Selected text =
She began documenting conversations with people who operate the stores, their extended families and others, often while they served customers and helped their children with online schooling. Yemeni Americans have cornered the corner shop market in the San Francisco Bay Area. According to the Bay Area Small Merchants' Association, which is a Yemeni-led corner store organization, approximately 200 small grocery stores in Oakland are Yemeni-owned.

The fellowship for community-engaged research provided her with an opportunity to explore new research methods, collaborate with community members and organizations, and present findings in new ways — in this case, video.

“This was all completely new for me,” Maira said.

Her conversations inspired her to create a series of digital stories with the StoryCenter in Berkeley, California. The videos and research project were recently unveiled at a symposium titled “Digital Storytelling in a Time of Crisis: Migration, War, and Pandemic.”

Records =
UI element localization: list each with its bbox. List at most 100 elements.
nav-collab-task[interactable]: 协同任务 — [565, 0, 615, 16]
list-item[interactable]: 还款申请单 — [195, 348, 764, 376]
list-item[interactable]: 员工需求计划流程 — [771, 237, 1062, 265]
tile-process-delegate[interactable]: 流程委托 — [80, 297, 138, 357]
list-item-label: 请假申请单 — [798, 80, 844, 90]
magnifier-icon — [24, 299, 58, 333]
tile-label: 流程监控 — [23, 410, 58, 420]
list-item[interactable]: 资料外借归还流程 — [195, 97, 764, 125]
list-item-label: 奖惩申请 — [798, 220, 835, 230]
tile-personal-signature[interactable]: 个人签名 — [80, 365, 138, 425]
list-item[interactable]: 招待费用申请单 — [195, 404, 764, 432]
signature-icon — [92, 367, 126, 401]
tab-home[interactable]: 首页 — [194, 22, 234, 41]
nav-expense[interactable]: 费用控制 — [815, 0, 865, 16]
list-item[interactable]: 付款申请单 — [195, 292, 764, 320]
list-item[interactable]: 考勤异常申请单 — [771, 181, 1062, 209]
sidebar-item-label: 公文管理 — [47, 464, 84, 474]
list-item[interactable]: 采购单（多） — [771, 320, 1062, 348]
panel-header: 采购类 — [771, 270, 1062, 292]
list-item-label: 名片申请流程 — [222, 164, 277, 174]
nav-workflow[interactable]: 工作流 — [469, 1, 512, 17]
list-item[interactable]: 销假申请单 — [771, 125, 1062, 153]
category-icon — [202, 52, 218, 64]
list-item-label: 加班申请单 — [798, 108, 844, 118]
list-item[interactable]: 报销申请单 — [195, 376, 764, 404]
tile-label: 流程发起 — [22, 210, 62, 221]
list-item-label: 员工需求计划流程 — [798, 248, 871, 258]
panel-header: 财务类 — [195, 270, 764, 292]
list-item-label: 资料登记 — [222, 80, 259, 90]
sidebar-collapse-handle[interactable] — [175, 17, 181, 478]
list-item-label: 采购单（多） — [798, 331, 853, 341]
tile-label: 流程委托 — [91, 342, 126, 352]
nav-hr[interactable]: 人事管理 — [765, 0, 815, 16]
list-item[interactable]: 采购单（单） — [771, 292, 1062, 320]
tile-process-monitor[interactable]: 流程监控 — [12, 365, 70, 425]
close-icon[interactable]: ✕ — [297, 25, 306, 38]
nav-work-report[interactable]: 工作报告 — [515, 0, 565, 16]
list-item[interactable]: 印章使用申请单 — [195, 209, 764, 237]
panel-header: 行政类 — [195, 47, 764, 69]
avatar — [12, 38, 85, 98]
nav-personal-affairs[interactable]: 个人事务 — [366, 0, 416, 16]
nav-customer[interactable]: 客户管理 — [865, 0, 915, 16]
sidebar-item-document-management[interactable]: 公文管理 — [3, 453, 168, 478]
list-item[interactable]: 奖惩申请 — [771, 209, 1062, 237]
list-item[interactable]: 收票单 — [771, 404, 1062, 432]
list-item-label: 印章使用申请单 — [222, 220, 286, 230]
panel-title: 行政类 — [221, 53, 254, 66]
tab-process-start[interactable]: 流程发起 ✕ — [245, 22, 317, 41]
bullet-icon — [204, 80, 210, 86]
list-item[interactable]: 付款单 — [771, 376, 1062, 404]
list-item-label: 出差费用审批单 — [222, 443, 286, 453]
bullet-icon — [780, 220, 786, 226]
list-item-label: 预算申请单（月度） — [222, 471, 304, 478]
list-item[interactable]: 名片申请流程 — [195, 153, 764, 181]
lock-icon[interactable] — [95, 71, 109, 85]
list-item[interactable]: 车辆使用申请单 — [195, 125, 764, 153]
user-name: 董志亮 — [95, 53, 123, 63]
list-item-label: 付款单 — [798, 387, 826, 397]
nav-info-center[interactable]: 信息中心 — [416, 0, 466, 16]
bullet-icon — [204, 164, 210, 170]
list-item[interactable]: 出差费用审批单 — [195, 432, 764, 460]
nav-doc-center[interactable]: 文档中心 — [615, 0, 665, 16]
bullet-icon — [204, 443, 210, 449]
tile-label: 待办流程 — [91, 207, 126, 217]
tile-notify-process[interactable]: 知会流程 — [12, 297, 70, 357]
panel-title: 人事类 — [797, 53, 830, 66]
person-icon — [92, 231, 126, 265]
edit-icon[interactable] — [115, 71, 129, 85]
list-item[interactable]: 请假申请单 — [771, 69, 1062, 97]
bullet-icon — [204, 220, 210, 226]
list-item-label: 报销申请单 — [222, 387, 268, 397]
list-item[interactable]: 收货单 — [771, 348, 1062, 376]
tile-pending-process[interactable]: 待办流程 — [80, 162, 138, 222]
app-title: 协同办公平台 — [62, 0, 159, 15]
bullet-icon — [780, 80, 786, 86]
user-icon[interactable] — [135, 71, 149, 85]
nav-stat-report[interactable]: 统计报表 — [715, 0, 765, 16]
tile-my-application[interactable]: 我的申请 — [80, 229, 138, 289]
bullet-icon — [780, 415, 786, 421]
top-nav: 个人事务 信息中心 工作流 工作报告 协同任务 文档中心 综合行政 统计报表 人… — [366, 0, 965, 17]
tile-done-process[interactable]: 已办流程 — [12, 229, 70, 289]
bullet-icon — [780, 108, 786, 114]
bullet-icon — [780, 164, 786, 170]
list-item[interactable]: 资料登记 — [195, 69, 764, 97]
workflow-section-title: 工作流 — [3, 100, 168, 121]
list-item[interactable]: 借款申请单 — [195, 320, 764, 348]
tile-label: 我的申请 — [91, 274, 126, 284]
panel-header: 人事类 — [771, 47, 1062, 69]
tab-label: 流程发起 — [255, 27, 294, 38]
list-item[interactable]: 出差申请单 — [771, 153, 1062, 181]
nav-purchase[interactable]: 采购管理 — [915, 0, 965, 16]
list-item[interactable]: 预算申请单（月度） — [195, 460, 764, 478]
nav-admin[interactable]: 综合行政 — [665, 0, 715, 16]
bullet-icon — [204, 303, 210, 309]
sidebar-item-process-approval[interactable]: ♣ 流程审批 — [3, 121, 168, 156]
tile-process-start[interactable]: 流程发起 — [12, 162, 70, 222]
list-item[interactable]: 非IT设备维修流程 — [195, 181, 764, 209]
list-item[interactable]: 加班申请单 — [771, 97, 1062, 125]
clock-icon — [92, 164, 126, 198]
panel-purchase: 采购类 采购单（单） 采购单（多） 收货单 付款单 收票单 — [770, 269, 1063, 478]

Task to carry out =
Extract from the passage on Yemeni American corner stores everything from "She began documenting" down to "this case, video.". The records have no connection to the passage on Yemeni American corner stores.

Result of the exercise =
She began documenting conversations with people who operate the stores, their extended families and others, often while they served customers and helped their children with online schooling. Yemeni Americans have cornered the corner shop market in the San Francisco Bay Area. According to the Bay Area Small Merchants' Association, which is a Yemeni-led corner store organization, approximately 200 small grocery stores in Oakland are Yemeni-owned.

The fellowship for community-engaged research provided her with an opportunity to explore new research methods, collaborate with community members and organizations, and present findings in new ways — in this case, video.